Stored data:
· · · · · · ·

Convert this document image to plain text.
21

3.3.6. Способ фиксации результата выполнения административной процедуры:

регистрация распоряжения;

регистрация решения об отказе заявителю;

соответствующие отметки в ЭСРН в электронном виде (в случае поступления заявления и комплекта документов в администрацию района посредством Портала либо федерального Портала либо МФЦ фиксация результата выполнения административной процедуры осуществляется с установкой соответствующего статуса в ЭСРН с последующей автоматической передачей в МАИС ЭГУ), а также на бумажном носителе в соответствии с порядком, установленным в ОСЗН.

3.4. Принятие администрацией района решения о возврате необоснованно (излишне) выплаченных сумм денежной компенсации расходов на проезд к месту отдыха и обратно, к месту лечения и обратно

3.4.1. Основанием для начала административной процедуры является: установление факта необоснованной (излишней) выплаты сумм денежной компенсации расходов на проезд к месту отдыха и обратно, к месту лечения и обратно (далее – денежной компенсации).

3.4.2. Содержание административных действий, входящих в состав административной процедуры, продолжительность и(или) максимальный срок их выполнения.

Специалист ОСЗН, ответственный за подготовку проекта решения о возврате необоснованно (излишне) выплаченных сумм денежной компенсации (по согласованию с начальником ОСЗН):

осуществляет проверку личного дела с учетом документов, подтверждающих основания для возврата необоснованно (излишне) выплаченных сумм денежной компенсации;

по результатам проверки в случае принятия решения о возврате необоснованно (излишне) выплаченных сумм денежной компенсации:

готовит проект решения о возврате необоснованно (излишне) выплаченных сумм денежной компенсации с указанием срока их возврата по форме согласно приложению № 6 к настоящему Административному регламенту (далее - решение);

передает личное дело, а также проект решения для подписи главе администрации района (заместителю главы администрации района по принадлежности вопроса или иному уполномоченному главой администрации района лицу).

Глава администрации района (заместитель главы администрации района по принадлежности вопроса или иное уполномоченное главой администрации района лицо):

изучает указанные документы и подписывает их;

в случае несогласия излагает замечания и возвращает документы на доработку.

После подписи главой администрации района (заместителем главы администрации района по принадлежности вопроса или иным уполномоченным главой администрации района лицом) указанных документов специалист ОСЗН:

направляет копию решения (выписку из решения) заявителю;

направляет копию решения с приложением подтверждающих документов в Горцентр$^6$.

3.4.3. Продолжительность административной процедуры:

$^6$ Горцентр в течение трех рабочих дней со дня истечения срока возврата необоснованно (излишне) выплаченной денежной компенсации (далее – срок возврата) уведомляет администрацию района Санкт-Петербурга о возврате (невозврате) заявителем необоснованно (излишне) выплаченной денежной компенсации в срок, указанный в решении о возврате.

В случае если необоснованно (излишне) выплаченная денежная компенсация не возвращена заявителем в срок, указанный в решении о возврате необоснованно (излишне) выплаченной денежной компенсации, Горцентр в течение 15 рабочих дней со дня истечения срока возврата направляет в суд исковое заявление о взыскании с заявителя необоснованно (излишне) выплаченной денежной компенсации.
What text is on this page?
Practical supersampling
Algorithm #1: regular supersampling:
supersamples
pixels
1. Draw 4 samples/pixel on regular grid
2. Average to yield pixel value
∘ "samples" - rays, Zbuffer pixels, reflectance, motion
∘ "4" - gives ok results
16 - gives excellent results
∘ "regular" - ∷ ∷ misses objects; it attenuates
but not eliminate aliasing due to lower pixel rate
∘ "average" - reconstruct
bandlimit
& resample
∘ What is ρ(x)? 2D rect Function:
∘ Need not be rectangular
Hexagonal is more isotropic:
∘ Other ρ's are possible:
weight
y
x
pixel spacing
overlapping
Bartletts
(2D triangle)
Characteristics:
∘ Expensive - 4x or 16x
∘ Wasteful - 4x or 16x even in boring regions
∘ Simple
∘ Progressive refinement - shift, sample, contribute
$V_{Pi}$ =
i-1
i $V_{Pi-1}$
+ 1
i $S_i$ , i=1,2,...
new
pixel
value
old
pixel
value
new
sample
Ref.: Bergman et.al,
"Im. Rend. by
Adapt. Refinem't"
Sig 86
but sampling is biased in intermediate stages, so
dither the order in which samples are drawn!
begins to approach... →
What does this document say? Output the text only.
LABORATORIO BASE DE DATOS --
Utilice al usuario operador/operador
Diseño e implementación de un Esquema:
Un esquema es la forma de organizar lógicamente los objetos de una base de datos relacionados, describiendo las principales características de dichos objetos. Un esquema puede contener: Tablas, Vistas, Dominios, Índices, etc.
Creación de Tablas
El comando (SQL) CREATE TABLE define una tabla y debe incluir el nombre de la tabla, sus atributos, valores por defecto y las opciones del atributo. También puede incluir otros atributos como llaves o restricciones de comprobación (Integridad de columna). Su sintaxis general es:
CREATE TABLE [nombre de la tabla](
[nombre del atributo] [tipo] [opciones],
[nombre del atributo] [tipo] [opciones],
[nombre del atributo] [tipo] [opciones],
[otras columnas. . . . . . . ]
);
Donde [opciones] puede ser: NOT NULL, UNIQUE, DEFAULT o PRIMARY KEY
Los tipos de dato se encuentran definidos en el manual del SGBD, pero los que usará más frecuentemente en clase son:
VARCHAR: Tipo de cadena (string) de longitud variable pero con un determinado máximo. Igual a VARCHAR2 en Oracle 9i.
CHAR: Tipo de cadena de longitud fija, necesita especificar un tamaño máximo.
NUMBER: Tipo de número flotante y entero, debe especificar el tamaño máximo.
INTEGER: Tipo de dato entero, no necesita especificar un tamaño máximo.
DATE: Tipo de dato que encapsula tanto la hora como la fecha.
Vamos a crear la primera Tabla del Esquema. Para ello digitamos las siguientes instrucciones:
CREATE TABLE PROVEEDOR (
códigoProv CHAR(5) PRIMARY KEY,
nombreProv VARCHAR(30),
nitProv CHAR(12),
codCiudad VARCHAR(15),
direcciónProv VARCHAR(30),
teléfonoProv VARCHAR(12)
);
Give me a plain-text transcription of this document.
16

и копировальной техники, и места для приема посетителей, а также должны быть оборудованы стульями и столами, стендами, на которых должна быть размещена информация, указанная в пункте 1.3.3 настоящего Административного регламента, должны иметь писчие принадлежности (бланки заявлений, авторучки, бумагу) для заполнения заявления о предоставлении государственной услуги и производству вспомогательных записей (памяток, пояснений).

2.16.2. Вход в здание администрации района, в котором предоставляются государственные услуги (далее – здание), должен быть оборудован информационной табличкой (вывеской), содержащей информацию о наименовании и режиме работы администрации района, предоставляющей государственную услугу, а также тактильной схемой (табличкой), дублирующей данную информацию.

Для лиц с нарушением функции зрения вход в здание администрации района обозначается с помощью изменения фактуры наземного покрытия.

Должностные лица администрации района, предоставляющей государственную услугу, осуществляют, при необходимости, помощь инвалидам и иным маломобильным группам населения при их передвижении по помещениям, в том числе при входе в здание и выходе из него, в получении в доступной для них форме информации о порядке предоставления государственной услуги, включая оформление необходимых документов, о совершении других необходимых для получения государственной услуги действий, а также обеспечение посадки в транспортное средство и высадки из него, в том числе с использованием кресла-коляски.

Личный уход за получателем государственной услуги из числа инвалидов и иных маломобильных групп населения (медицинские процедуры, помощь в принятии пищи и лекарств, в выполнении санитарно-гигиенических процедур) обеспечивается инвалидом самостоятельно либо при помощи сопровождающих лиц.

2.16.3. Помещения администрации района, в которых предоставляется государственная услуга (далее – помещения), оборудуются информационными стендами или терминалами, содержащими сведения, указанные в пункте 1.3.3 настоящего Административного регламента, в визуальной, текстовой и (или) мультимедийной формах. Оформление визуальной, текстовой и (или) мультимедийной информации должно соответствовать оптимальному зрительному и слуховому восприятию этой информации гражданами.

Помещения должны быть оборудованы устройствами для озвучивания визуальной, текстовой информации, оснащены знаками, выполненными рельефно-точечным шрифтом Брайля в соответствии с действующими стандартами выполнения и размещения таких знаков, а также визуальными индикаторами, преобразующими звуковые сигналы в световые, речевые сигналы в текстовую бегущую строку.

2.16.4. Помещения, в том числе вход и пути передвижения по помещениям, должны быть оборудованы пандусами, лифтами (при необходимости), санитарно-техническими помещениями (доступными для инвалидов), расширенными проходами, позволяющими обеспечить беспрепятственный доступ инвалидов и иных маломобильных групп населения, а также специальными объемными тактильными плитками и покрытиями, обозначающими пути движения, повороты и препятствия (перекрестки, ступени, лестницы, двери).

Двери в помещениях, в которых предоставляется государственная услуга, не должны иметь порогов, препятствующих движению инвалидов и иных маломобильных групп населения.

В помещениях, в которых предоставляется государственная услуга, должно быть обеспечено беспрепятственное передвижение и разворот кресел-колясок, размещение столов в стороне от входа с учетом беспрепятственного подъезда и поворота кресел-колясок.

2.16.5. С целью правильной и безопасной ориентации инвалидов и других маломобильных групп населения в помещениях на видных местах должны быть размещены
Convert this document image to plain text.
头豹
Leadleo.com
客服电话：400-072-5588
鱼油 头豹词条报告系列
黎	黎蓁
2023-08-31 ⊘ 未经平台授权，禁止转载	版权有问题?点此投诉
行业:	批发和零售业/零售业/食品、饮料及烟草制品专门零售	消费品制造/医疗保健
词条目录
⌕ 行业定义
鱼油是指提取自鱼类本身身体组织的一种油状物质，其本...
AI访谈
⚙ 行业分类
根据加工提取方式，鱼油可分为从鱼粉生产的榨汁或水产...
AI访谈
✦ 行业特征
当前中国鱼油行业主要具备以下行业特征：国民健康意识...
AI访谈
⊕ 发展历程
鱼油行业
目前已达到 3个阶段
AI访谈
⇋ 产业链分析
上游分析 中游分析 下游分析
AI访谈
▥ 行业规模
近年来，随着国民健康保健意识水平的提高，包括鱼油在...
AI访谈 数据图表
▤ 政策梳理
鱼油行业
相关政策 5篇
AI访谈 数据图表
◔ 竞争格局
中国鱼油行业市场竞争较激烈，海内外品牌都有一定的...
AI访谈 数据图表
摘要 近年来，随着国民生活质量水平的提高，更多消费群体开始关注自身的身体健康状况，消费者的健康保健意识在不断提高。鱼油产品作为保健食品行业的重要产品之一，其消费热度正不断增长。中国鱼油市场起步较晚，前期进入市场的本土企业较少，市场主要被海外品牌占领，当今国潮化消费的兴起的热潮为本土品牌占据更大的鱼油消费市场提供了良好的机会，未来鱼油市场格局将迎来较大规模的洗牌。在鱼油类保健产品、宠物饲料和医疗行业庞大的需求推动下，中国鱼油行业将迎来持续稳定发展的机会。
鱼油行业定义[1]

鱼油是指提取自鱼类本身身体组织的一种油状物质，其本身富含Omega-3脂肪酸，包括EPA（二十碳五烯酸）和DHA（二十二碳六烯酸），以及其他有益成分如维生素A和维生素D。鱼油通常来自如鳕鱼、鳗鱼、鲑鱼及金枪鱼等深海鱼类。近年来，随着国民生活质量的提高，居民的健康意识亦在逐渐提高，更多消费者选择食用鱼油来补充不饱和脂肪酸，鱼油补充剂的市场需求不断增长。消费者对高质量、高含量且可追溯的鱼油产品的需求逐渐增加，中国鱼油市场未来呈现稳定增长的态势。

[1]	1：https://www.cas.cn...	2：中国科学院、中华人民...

· · · · · · ·

WHAT IS REQUIRED | Select and copy every line of the material that holds the string "возврата".

SOLVED PROBLEM |
осуществляет проверку личного дела с учетом документов, подтверждающих основания для возврата необоснованно (излишне) выплаченных сумм денежной компенсации;
готовит проект решения о возврате необоснованно (излишне) выплаченных сумм денежной компенсации с указанием срока их возврата по форме согласно приложению № 6 к настоящему Административному регламенту (далее - решение);
$^6$ Горцентр в течение трех рабочих дней со дня истечения срока возврата необоснованно (излишне) выплаченной денежной компенсации (далее – срок возврата) уведомляет администрацию района Санкт-Петербурга о возврате (невозврате) заявителем необоснованно (излишне) выплаченной денежной компенсации в срок, указанный в решении о возврате.
В случае если необоснованно (излишне) выплаченная денежная компенсация не возвращена заявителем в срок, указанный в решении о возврате необоснованно (излишне) выплаченной денежной компенсации, Горцентр в течение 15 рабочих дней со дня истечения срока возврата направляет в суд исковое заявление о взыскании с заявителя необоснованно (излишне) выплаченной денежной компенсации.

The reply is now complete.